● **What is asked**:
Can you quote the records below in full, word for word?

Excerpts from a figure dataset
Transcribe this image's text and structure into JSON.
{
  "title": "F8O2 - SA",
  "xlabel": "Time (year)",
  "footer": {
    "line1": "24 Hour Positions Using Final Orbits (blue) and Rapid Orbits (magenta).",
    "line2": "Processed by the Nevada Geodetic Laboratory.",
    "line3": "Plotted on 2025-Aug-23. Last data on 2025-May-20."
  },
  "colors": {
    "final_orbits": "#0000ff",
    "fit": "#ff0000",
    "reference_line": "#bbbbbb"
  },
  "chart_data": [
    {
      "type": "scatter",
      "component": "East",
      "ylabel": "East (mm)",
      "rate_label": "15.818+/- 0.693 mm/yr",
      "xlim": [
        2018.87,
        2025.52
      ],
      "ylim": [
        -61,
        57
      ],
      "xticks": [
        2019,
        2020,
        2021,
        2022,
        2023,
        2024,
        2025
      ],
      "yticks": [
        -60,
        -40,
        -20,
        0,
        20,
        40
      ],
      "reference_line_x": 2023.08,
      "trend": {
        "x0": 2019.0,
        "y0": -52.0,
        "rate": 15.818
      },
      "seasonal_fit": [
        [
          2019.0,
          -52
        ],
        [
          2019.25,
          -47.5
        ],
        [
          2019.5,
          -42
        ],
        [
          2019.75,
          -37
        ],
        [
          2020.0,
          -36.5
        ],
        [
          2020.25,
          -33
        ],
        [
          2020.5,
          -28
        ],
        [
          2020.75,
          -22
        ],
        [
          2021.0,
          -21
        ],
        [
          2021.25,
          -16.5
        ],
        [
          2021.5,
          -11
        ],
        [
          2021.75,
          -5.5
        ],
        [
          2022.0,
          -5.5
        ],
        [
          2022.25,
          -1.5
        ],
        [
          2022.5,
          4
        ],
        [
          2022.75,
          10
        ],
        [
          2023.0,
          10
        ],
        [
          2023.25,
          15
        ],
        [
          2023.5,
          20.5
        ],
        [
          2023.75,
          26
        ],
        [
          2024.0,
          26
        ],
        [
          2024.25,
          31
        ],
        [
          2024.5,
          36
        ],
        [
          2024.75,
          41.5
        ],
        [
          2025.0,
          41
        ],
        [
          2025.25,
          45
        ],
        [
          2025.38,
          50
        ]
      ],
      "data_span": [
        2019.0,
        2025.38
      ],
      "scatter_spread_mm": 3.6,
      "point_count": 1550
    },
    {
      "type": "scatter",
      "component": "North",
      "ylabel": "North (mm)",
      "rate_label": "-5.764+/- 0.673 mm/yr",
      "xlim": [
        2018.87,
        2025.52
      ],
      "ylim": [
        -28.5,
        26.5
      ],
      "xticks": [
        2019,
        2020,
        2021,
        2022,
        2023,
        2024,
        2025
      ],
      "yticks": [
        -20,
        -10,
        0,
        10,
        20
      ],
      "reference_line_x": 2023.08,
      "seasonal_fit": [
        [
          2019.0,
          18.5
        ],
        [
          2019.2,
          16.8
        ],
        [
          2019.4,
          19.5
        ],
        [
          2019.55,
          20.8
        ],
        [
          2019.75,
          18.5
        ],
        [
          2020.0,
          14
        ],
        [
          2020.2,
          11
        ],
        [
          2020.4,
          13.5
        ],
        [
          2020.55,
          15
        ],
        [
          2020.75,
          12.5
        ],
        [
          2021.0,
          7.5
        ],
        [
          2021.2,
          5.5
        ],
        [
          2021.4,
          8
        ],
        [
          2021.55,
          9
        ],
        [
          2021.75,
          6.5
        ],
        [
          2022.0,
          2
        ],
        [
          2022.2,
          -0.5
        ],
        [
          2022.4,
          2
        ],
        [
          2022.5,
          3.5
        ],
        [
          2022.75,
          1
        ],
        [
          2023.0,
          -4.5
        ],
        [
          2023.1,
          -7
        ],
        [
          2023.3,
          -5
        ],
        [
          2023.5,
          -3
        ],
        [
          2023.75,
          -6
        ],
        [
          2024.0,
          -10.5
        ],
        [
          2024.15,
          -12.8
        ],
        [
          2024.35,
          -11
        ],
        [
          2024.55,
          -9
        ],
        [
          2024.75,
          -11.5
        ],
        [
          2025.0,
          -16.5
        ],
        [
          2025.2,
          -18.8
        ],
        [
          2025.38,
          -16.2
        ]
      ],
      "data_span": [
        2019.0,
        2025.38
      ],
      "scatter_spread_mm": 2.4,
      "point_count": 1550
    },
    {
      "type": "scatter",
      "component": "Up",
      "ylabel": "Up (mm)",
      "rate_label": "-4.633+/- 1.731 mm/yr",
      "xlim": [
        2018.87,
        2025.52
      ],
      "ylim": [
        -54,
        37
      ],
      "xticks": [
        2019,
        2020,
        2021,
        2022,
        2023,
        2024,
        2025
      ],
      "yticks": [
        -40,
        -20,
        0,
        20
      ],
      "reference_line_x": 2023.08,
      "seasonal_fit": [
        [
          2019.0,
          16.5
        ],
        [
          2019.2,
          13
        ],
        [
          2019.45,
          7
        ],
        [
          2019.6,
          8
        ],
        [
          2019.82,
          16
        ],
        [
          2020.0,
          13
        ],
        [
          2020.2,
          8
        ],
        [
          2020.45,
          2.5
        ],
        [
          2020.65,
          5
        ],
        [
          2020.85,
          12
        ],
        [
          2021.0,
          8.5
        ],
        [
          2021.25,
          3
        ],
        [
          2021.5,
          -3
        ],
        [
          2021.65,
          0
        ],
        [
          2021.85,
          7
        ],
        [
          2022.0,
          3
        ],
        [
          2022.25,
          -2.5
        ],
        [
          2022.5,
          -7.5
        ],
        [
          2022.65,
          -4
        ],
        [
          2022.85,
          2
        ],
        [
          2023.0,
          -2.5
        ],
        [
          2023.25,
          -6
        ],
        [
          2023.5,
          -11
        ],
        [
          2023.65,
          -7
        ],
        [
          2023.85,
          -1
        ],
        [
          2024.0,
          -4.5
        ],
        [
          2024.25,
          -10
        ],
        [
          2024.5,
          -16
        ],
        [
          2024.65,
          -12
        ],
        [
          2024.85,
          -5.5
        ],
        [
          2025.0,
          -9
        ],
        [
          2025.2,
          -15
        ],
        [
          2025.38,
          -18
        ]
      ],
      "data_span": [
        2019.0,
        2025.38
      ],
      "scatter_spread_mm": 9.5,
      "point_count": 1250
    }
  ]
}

● **Full solution**:
Transcribe this image's text and structure into JSON.
{
  "title": "F8O2 - SA",
  "xlabel": "Time (year)",
  "footer": {
    "line1": "24 Hour Positions Using Final Orbits (blue) and Rapid Orbits (magenta).",
    "line2": "Processed by the Nevada Geodetic Laboratory.",
    "line3": "Plotted on 2025-Aug-23. Last data on 2025-May-20."
  },
  "colors": {
    "final_orbits": "#0000ff",
    "fit": "#ff0000",
    "reference_line": "#bbbbbb"
  },
  "chart_data": [
    {
      "type": "scatter",
      "component": "East",
      "ylabel": "East (mm)",
      "rate_label": "15.818+/- 0.693 mm/yr",
      "xlim": [
        2018.87,
        2025.52
      ],
      "ylim": [
        -61,
        57
      ],
      "xticks": [
        2019,
        2020,
        2021,
        2022,
        2023,
        2024,
        2025
      ],
      "yticks": [
        -60,
        -40,
        -20,
        0,
        20,
        40
      ],
      "reference_line_x": 2023.08,
      "trend": {
        "x0": 2019.0,
        "y0": -52.0,
        "rate": 15.818
      },
      "seasonal_fit": [
        [
          2019.0,
          -52
        ],
        [
          2019.25,
          -47.5
        ],
        [
          2019.5,
          -42
        ],
        [
          2019.75,
          -37
        ],
        [
          2020.0,
          -36.5
        ],
        [
          2020.25,
          -33
        ],
        [
          2020.5,
          -28
        ],
        [
          2020.75,
          -22
        ],
        [
          2021.0,
          -21
        ],
        [
          2021.25,
          -16.5
        ],
        [
          2021.5,
          -11
        ],
        [
          2021.75,
          -5.5
        ],
        [
          2022.0,
          -5.5
        ],
        [
          2022.25,
          -1.5
        ],
        [
          2022.5,
          4
        ],
        [
          2022.75,
          10
        ],
        [
          2023.0,
          10
        ],
        [
          2023.25,
          15
        ],
        [
          2023.5,
          20.5
        ],
        [
          2023.75,
          26
        ],
        [
          2024.0,
          26
        ],
        [
          2024.25,
          31
        ],
        [
          2024.5,
          36
        ],
        [
          2024.75,
          41.5
        ],
        [
          2025.0,
          41
        ],
        [
          2025.25,
          45
        ],
        [
          2025.38,
          50
        ]
      ],
      "data_span": [
        2019.0,
        2025.38
      ],
      "scatter_spread_mm": 3.6,
      "point_count": 1550
    },
    {
      "type": "scatter",
      "component": "North",
      "ylabel": "North (mm)",
      "rate_label": "-5.764+/- 0.673 mm/yr",
      "xlim": [
        2018.87,
        2025.52
      ],
      "ylim": [
        -28.5,
        26.5
      ],
      "xticks": [
        2019,
        2020,
        2021,
        2022,
        2023,
        2024,
        2025
      ],
      "yticks": [
        -20,
        -10,
        0,
        10,
        20
      ],
      "reference_line_x": 2023.08,
      "seasonal_fit": [
        [
          2019.0,
          18.5
        ],
        [
          2019.2,
          16.8
        ],
        [
          2019.4,
          19.5
        ],
        [
          2019.55,
          20.8
        ],
        [
          2019.75,
          18.5
        ],
        [
          2020.0,
          14
        ],
        [
          2020.2,
          11
        ],
        [
          2020.4,
          13.5
        ],
        [
          2020.55,
          15
        ],
        [
          2020.75,
          12.5
        ],
        [
          2021.0,
          7.5
        ],
        [
          2021.2,
          5.5
        ],
        [
          2021.4,
          8
        ],
        [
          2021.55,
          9
        ],
        [
          2021.75,
          6.5
        ],
        [
          2022.0,
          2
        ],
        [
          2022.2,
          -0.5
        ],
        [
          2022.4,
          2
        ],
        [
          2022.5,
          3.5
        ],
        [
          2022.75,
          1
        ],
        [
          2023.0,
          -4.5
        ],
        [
          2023.1,
          -7
        ],
        [
          2023.3,
          -5
        ],
        [
          2023.5,
          -3
        ],
        [
          2023.75,
          -6
        ],
        [
          2024.0,
          -10.5
        ],
        [
          2024.15,
          -12.8
        ],
        [
          2024.35,
          -11
        ],
        [
          2024.55,
          -9
        ],
        [
          2024.75,
          -11.5
        ],
        [
          2025.0,
          -16.5
        ],
        [
          2025.2,
          -18.8
        ],
        [
          2025.38,
          -16.2
        ]
      ],
      "data_span": [
        2019.0,
        2025.38
      ],
      "scatter_spread_mm": 2.4,
      "point_count": 1550
    },
    {
      "type": "scatter",
      "component": "Up",
      "ylabel": "Up (mm)",
      "rate_label": "-4.633+/- 1.731 mm/yr",
      "xlim": [
        2018.87,
        2025.52
      ],
      "ylim": [
        -54,
        37
      ],
      "xticks": [
        2019,
        2020,
        2021,
        2022,
        2023,
        2024,
        2025
      ],
      "yticks": [
        -40,
        -20,
        0,
        20
      ],
      "reference_line_x": 2023.08,
      "seasonal_fit": [
        [
          2019.0,
          16.5
        ],
        [
          2019.2,
          13
        ],
        [
          2019.45,
          7
        ],
        [
          2019.6,
          8
        ],
        [
          2019.82,
          16
        ],
        [
          2020.0,
          13
        ],
        [
          2020.2,
          8
        ],
        [
          2020.45,
          2.5
        ],
        [
          2020.65,
          5
        ],
        [
          2020.85,
          12
        ],
        [
          2021.0,
          8.5
        ],
        [
          2021.25,
          3
        ],
        [
          2021.5,
          -3
        ],
        [
          2021.65,
          0
        ],
        [
          2021.85,
          7
        ],
        [
          2022.0,
          3
        ],
        [
          2022.25,
          -2.5
        ],
        [
          2022.5,
          -7.5
        ],
        [
          2022.65,
          -4
        ],
        [
          2022.85,
          2
        ],
        [
          2023.0,
          -2.5
        ],
        [
          2023.25,
          -6
        ],
        [
          2023.5,
          -11
        ],
        [
          2023.65,
          -7
        ],
        [
          2023.85,
          -1
        ],
        [
          2024.0,
          -4.5
        ],
        [
          2024.25,
          -10
        ],
        [
          2024.5,
          -16
        ],
        [
          2024.65,
          -12
        ],
        [
          2024.85,
          -5.5
        ],
        [
          2025.0,
          -9
        ],
        [
          2025.2,
          -15
        ],
        [
          2025.38,
          -18
        ]
      ],
      "data_span": [
        2019.0,
        2025.38
      ],
      "scatter_spread_mm": 9.5,
      "point_count": 1250
    }
  ]
}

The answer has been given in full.